» **REQUIRED TASK**: Quote each record exactly, please, leaving none out.

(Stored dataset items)

==*==

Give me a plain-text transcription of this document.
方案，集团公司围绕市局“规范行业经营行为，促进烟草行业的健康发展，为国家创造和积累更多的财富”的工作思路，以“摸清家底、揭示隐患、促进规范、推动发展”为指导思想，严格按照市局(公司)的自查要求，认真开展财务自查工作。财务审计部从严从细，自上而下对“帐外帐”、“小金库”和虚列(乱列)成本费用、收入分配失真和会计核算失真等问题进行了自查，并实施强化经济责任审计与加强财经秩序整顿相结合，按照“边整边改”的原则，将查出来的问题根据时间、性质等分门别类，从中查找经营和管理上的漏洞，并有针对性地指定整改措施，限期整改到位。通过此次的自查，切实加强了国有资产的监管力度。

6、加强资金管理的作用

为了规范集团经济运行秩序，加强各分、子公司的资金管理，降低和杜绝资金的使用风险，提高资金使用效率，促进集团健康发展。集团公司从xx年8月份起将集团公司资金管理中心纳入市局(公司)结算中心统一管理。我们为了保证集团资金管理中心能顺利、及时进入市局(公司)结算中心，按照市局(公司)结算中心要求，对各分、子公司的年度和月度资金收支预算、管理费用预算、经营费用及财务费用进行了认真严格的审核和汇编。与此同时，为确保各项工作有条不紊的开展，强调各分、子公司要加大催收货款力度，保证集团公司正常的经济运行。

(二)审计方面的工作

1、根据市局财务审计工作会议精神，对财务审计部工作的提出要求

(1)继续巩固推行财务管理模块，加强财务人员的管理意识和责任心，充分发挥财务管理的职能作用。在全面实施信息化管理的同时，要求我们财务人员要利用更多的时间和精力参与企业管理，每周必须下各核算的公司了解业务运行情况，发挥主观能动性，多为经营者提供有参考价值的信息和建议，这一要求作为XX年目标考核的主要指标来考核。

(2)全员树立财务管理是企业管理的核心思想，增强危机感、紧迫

==*==

» **ANSWER BELOW**:
Give me a plain-text transcription of this document.
方案，集团公司围绕市局“规范行业经营行为，促进烟草行业的健康发展，为国家创造和积累更多的财富”的工作思路，以“摸清家底、揭示隐患、促进规范、推动发展”为指导思想，严格按照市局(公司)的自查要求，认真开展财务自查工作。财务审计部从严从细，自上而下对“帐外帐”、“小金库”和虚列(乱列)成本费用、收入分配失真和会计核算失真等问题进行了自查，并实施强化经济责任审计与加强财经秩序整顿相结合，按照“边整边改”的原则，将查出来的问题根据时间、性质等分门别类，从中查找经营和管理上的漏洞，并有针对性地指定整改措施，限期整改到位。通过此次的自查，切实加强了国有资产的监管力度。

6、加强资金管理的作用

为了规范集团经济运行秩序，加强各分、子公司的资金管理，降低和杜绝资金的使用风险，提高资金使用效率，促进集团健康发展。集团公司从xx年8月份起将集团公司资金管理中心纳入市局(公司)结算中心统一管理。我们为了保证集团资金管理中心能顺利、及时进入市局(公司)结算中心，按照市局(公司)结算中心要求，对各分、子公司的年度和月度资金收支预算、管理费用预算、经营费用及财务费用进行了认真严格的审核和汇编。与此同时，为确保各项工作有条不紊的开展，强调各分、子公司要加大催收货款力度，保证集团公司正常的经济运行。

(二)审计方面的工作

1、根据市局财务审计工作会议精神，对财务审计部工作的提出要求

(1)继续巩固推行财务管理模块，加强财务人员的管理意识和责任心，充分发挥财务管理的职能作用。在全面实施信息化管理的同时，要求我们财务人员要利用更多的时间和精力参与企业管理，每周必须下各核算的公司了解业务运行情况，发挥主观能动性，多为经营者提供有参考价值的信息和建议，这一要求作为XX年目标考核的主要指标来考核。

(2)全员树立财务管理是企业管理的核心思想，增强危机感、紧迫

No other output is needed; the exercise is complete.